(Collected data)
----
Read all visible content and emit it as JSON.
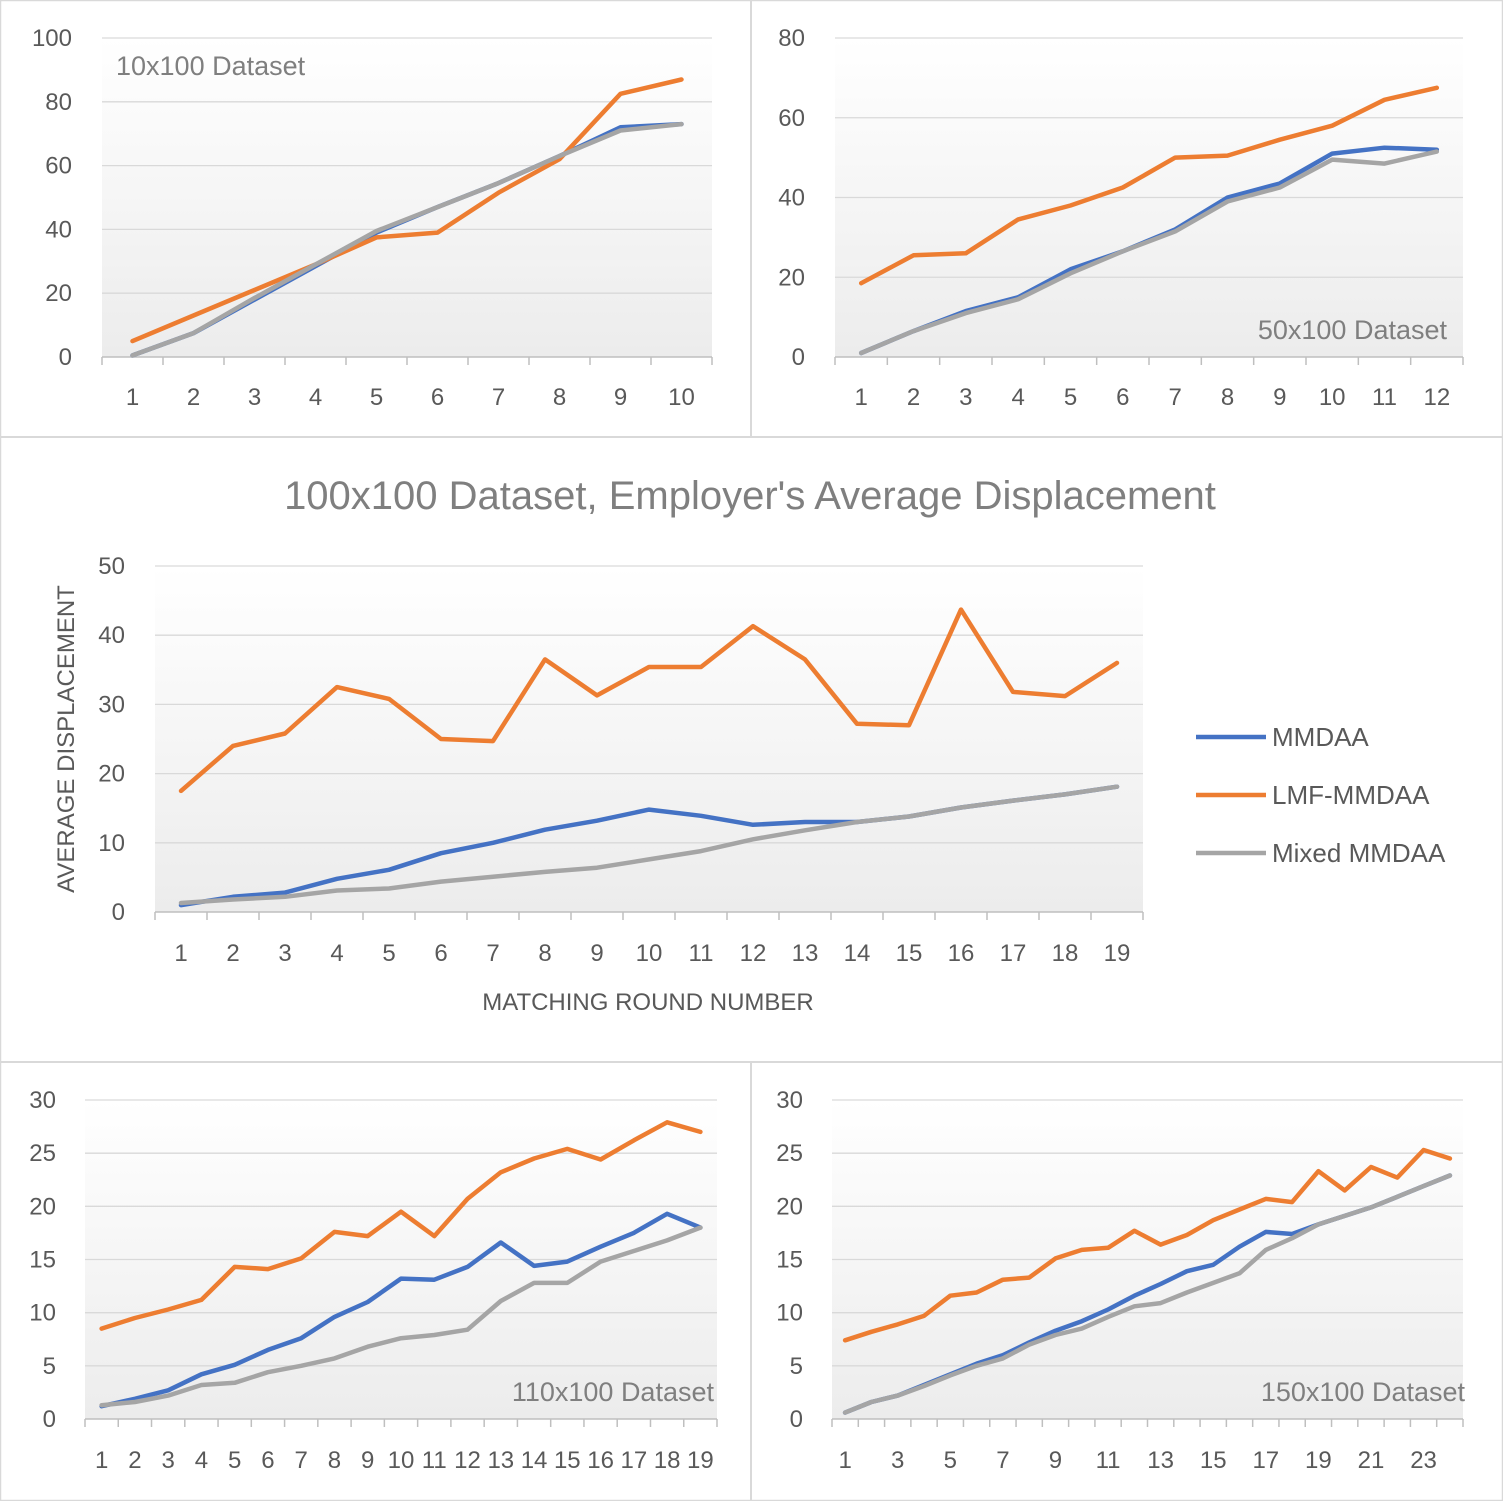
{
  "colors": {
    "MMDAA": "#4472c4",
    "LMF-MMDAA": "#ed7d31",
    "Mixed MMDAA": "#a5a5a5",
    "grid": "#d9d9d9",
    "panel_border": "#d9d9d9"
  },
  "chart_data": [
    {
      "id": "c10",
      "type": "line",
      "label": "10x100 Dataset",
      "label_position": "top-left",
      "title": "",
      "xlabel": "",
      "ylabel": "",
      "categories": [
        "1",
        "2",
        "3",
        "4",
        "5",
        "6",
        "7",
        "8",
        "9",
        "10"
      ],
      "ylim": [
        0,
        100
      ],
      "yticks": [
        0,
        20,
        40,
        60,
        80,
        100
      ],
      "grid": true,
      "series": [
        {
          "name": "MMDAA",
          "values": [
            0.5,
            7.5,
            18,
            28.5,
            39,
            47,
            54.5,
            63,
            72,
            73
          ]
        },
        {
          "name": "LMF-MMDAA",
          "values": [
            5,
            13,
            21,
            29,
            37.5,
            39,
            51.5,
            62,
            82.5,
            87
          ]
        },
        {
          "name": "Mixed MMDAA",
          "values": [
            0.5,
            7.5,
            18.5,
            29,
            39.5,
            47,
            54.5,
            63,
            71,
            73
          ]
        }
      ]
    },
    {
      "id": "c50",
      "type": "line",
      "label": "50x100 Dataset",
      "label_position": "bottom-right",
      "title": "",
      "xlabel": "",
      "ylabel": "",
      "categories": [
        "1",
        "2",
        "3",
        "4",
        "5",
        "6",
        "7",
        "8",
        "9",
        "10",
        "11",
        "12"
      ],
      "ylim": [
        0,
        80
      ],
      "yticks": [
        0,
        20,
        40,
        60,
        80
      ],
      "grid": true,
      "series": [
        {
          "name": "MMDAA",
          "values": [
            1,
            6.5,
            11.5,
            15,
            22,
            26.5,
            32,
            40,
            43.5,
            51,
            52.5,
            52
          ]
        },
        {
          "name": "LMF-MMDAA",
          "values": [
            18.5,
            25.5,
            26,
            34.5,
            38,
            42.5,
            50,
            50.5,
            54.5,
            58,
            64.5,
            67.5
          ]
        },
        {
          "name": "Mixed MMDAA",
          "values": [
            1,
            6.5,
            11,
            14.5,
            21,
            26.5,
            31.5,
            39,
            42.5,
            49.5,
            48.5,
            51.5
          ]
        }
      ]
    },
    {
      "id": "c100",
      "type": "line",
      "label": "",
      "title": "100x100 Dataset, Employer's Average Displacement",
      "xlabel": "MATCHING ROUND NUMBER",
      "ylabel": "AVERAGE DISPLACEMENT",
      "categories": [
        "1",
        "2",
        "3",
        "4",
        "5",
        "6",
        "7",
        "8",
        "9",
        "10",
        "11",
        "12",
        "13",
        "14",
        "15",
        "16",
        "17",
        "18",
        "19"
      ],
      "ylim": [
        0,
        50
      ],
      "yticks": [
        0,
        10,
        20,
        30,
        40,
        50
      ],
      "grid": true,
      "legend": "right",
      "series": [
        {
          "name": "MMDAA",
          "values": [
            1,
            2.2,
            2.8,
            4.8,
            6.1,
            8.5,
            10,
            11.9,
            13.2,
            14.8,
            13.9,
            12.6,
            13,
            13,
            13.8,
            15.1,
            16.1,
            17,
            18.1
          ]
        },
        {
          "name": "LMF-MMDAA",
          "values": [
            17.5,
            24,
            25.8,
            32.5,
            30.8,
            25,
            24.7,
            36.5,
            31.3,
            35.4,
            35.4,
            41.3,
            36.5,
            27.2,
            27,
            43.7,
            31.8,
            31.2,
            36
          ]
        },
        {
          "name": "Mixed MMDAA",
          "values": [
            1.3,
            1.8,
            2.2,
            3.1,
            3.4,
            4.4,
            5.1,
            5.8,
            6.4,
            7.6,
            8.8,
            10.5,
            11.8,
            13,
            13.8,
            15.1,
            16.1,
            17,
            18.1
          ]
        }
      ]
    },
    {
      "id": "c110",
      "type": "line",
      "label": "110x100 Dataset",
      "label_position": "bottom-right",
      "title": "",
      "xlabel": "",
      "ylabel": "",
      "categories": [
        "1",
        "2",
        "3",
        "4",
        "5",
        "6",
        "7",
        "8",
        "9",
        "10",
        "11",
        "12",
        "13",
        "14",
        "15",
        "16",
        "17",
        "18",
        "19"
      ],
      "ylim": [
        0,
        30
      ],
      "yticks": [
        0,
        5,
        10,
        15,
        20,
        25,
        30
      ],
      "grid": true,
      "series": [
        {
          "name": "MMDAA",
          "values": [
            1.2,
            1.9,
            2.7,
            4.2,
            5.1,
            6.5,
            7.6,
            9.6,
            11,
            13.2,
            13.1,
            14.3,
            16.6,
            14.4,
            14.8,
            16.2,
            17.5,
            19.3,
            18
          ]
        },
        {
          "name": "LMF-MMDAA",
          "values": [
            8.5,
            9.5,
            10.3,
            11.2,
            14.3,
            14.1,
            15.1,
            17.6,
            17.2,
            19.5,
            17.2,
            20.7,
            23.2,
            24.5,
            25.4,
            24.4,
            26.2,
            27.9,
            27
          ]
        },
        {
          "name": "Mixed MMDAA",
          "values": [
            1.3,
            1.6,
            2.2,
            3.2,
            3.4,
            4.4,
            5,
            5.7,
            6.8,
            7.6,
            7.9,
            8.4,
            11.1,
            12.8,
            12.8,
            14.8,
            15.8,
            16.8,
            18
          ]
        }
      ]
    },
    {
      "id": "c150",
      "type": "line",
      "label": "150x100 Dataset",
      "label_position": "bottom-right",
      "title": "",
      "xlabel": "",
      "ylabel": "",
      "categories": [
        "1",
        "2",
        "3",
        "4",
        "5",
        "6",
        "7",
        "8",
        "9",
        "10",
        "11",
        "12",
        "13",
        "14",
        "15",
        "16",
        "17",
        "18",
        "19",
        "20",
        "21",
        "22",
        "23",
        "24"
      ],
      "xtick_labels_shown": [
        "1",
        "3",
        "5",
        "7",
        "9",
        "11",
        "13",
        "15",
        "17",
        "19",
        "21",
        "23"
      ],
      "ylim": [
        0,
        30
      ],
      "yticks": [
        0,
        5,
        10,
        15,
        20,
        25,
        30
      ],
      "grid": true,
      "series": [
        {
          "name": "MMDAA",
          "values": [
            0.6,
            1.6,
            2.2,
            3.2,
            4.2,
            5.2,
            6,
            7.2,
            8.3,
            9.2,
            10.3,
            11.6,
            12.7,
            13.9,
            14.5,
            16.2,
            17.6,
            17.4,
            18.3,
            19.1,
            19.9,
            20.9,
            21.9,
            22.9
          ]
        },
        {
          "name": "LMF-MMDAA",
          "values": [
            7.4,
            8.2,
            8.9,
            9.7,
            11.6,
            11.9,
            13.1,
            13.3,
            15.1,
            15.9,
            16.1,
            17.7,
            16.4,
            17.3,
            18.7,
            19.7,
            20.7,
            20.4,
            23.3,
            21.5,
            23.7,
            22.7,
            25.3,
            24.5
          ]
        },
        {
          "name": "Mixed MMDAA",
          "values": [
            0.6,
            1.6,
            2.2,
            3.1,
            4.1,
            5,
            5.7,
            7,
            7.9,
            8.5,
            9.6,
            10.6,
            10.9,
            11.9,
            12.8,
            13.7,
            15.9,
            17,
            18.3,
            19.1,
            19.9,
            20.9,
            21.9,
            22.9
          ]
        }
      ]
    }
  ]
}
----
### Problem statement
Keep the pictures out of the copy and return the rest of the data above exactly.

### Answer below
Read all visible content and emit it as JSON.
{
  "colors": {
    "MMDAA": "#4472c4",
    "LMF-MMDAA": "#ed7d31",
    "Mixed MMDAA": "#a5a5a5",
    "grid": "#d9d9d9",
    "panel_border": "#d9d9d9"
  },
  "chart_data": [
    {
      "id": "c10",
      "type": "line",
      "label": "10x100 Dataset",
      "label_position": "top-left",
      "title": "",
      "xlabel": "",
      "ylabel": "",
      "categories": [
        "1",
        "2",
        "3",
        "4",
        "5",
        "6",
        "7",
        "8",
        "9",
        "10"
      ],
      "ylim": [
        0,
        100
      ],
      "yticks": [
        0,
        20,
        40,
        60,
        80,
        100
      ],
      "grid": true,
      "series": [
        {
          "name": "MMDAA",
          "values": [
            0.5,
            7.5,
            18,
            28.5,
            39,
            47,
            54.5,
            63,
            72,
            73
          ]
        },
        {
          "name": "LMF-MMDAA",
          "values": [
            5,
            13,
            21,
            29,
            37.5,
            39,
            51.5,
            62,
            82.5,
            87
          ]
        },
        {
          "name": "Mixed MMDAA",
          "values": [
            0.5,
            7.5,
            18.5,
            29,
            39.5,
            47,
            54.5,
            63,
            71,
            73
          ]
        }
      ]
    },
    {
      "id": "c50",
      "type": "line",
      "label": "50x100 Dataset",
      "label_position": "bottom-right",
      "title": "",
      "xlabel": "",
      "ylabel": "",
      "categories": [
        "1",
        "2",
        "3",
        "4",
        "5",
        "6",
        "7",
        "8",
        "9",
        "10",
        "11",
        "12"
      ],
      "ylim": [
        0,
        80
      ],
      "yticks": [
        0,
        20,
        40,
        60,
        80
      ],
      "grid": true,
      "series": [
        {
          "name": "MMDAA",
          "values": [
            1,
            6.5,
            11.5,
            15,
            22,
            26.5,
            32,
            40,
            43.5,
            51,
            52.5,
            52
          ]
        },
        {
          "name": "LMF-MMDAA",
          "values": [
            18.5,
            25.5,
            26,
            34.5,
            38,
            42.5,
            50,
            50.5,
            54.5,
            58,
            64.5,
            67.5
          ]
        },
        {
          "name": "Mixed MMDAA",
          "values": [
            1,
            6.5,
            11,
            14.5,
            21,
            26.5,
            31.5,
            39,
            42.5,
            49.5,
            48.5,
            51.5
          ]
        }
      ]
    },
    {
      "id": "c100",
      "type": "line",
      "label": "",
      "title": "100x100 Dataset, Employer's Average Displacement",
      "xlabel": "MATCHING ROUND NUMBER",
      "ylabel": "AVERAGE DISPLACEMENT",
      "categories": [
        "1",
        "2",
        "3",
        "4",
        "5",
        "6",
        "7",
        "8",
        "9",
        "10",
        "11",
        "12",
        "13",
        "14",
        "15",
        "16",
        "17",
        "18",
        "19"
      ],
      "ylim": [
        0,
        50
      ],
      "yticks": [
        0,
        10,
        20,
        30,
        40,
        50
      ],
      "grid": true,
      "legend": "right",
      "series": [
        {
          "name": "MMDAA",
          "values": [
            1,
            2.2,
            2.8,
            4.8,
            6.1,
            8.5,
            10,
            11.9,
            13.2,
            14.8,
            13.9,
            12.6,
            13,
            13,
            13.8,
            15.1,
            16.1,
            17,
            18.1
          ]
        },
        {
          "name": "LMF-MMDAA",
          "values": [
            17.5,
            24,
            25.8,
            32.5,
            30.8,
            25,
            24.7,
            36.5,
            31.3,
            35.4,
            35.4,
            41.3,
            36.5,
            27.2,
            27,
            43.7,
            31.8,
            31.2,
            36
          ]
        },
        {
          "name": "Mixed MMDAA",
          "values": [
            1.3,
            1.8,
            2.2,
            3.1,
            3.4,
            4.4,
            5.1,
            5.8,
            6.4,
            7.6,
            8.8,
            10.5,
            11.8,
            13,
            13.8,
            15.1,
            16.1,
            17,
            18.1
          ]
        }
      ]
    },
    {
      "id": "c110",
      "type": "line",
      "label": "110x100 Dataset",
      "label_position": "bottom-right",
      "title": "",
      "xlabel": "",
      "ylabel": "",
      "categories": [
        "1",
        "2",
        "3",
        "4",
        "5",
        "6",
        "7",
        "8",
        "9",
        "10",
        "11",
        "12",
        "13",
        "14",
        "15",
        "16",
        "17",
        "18",
        "19"
      ],
      "ylim": [
        0,
        30
      ],
      "yticks": [
        0,
        5,
        10,
        15,
        20,
        25,
        30
      ],
      "grid": true,
      "series": [
        {
          "name": "MMDAA",
          "values": [
            1.2,
            1.9,
            2.7,
            4.2,
            5.1,
            6.5,
            7.6,
            9.6,
            11,
            13.2,
            13.1,
            14.3,
            16.6,
            14.4,
            14.8,
            16.2,
            17.5,
            19.3,
            18
          ]
        },
        {
          "name": "LMF-MMDAA",
          "values": [
            8.5,
            9.5,
            10.3,
            11.2,
            14.3,
            14.1,
            15.1,
            17.6,
            17.2,
            19.5,
            17.2,
            20.7,
            23.2,
            24.5,
            25.4,
            24.4,
            26.2,
            27.9,
            27
          ]
        },
        {
          "name": "Mixed MMDAA",
          "values": [
            1.3,
            1.6,
            2.2,
            3.2,
            3.4,
            4.4,
            5,
            5.7,
            6.8,
            7.6,
            7.9,
            8.4,
            11.1,
            12.8,
            12.8,
            14.8,
            15.8,
            16.8,
            18
          ]
        }
      ]
    },
    {
      "id": "c150",
      "type": "line",
      "label": "150x100 Dataset",
      "label_position": "bottom-right",
      "title": "",
      "xlabel": "",
      "ylabel": "",
      "categories": [
        "1",
        "2",
        "3",
        "4",
        "5",
        "6",
        "7",
        "8",
        "9",
        "10",
        "11",
        "12",
        "13",
        "14",
        "15",
        "16",
        "17",
        "18",
        "19",
        "20",
        "21",
        "22",
        "23",
        "24"
      ],
      "xtick_labels_shown": [
        "1",
        "3",
        "5",
        "7",
        "9",
        "11",
        "13",
        "15",
        "17",
        "19",
        "21",
        "23"
      ],
      "ylim": [
        0,
        30
      ],
      "yticks": [
        0,
        5,
        10,
        15,
        20,
        25,
        30
      ],
      "grid": true,
      "series": [
        {
          "name": "MMDAA",
          "values": [
            0.6,
            1.6,
            2.2,
            3.2,
            4.2,
            5.2,
            6,
            7.2,
            8.3,
            9.2,
            10.3,
            11.6,
            12.7,
            13.9,
            14.5,
            16.2,
            17.6,
            17.4,
            18.3,
            19.1,
            19.9,
            20.9,
            21.9,
            22.9
          ]
        },
        {
          "name": "LMF-MMDAA",
          "values": [
            7.4,
            8.2,
            8.9,
            9.7,
            11.6,
            11.9,
            13.1,
            13.3,
            15.1,
            15.9,
            16.1,
            17.7,
            16.4,
            17.3,
            18.7,
            19.7,
            20.7,
            20.4,
            23.3,
            21.5,
            23.7,
            22.7,
            25.3,
            24.5
          ]
        },
        {
          "name": "Mixed MMDAA",
          "values": [
            0.6,
            1.6,
            2.2,
            3.1,
            4.1,
            5,
            5.7,
            7,
            7.9,
            8.5,
            9.6,
            10.6,
            10.9,
            11.9,
            12.8,
            13.7,
            15.9,
            17,
            18.3,
            19.1,
            19.9,
            20.9,
            21.9,
            22.9
          ]
        }
      ]
    }
  ]
}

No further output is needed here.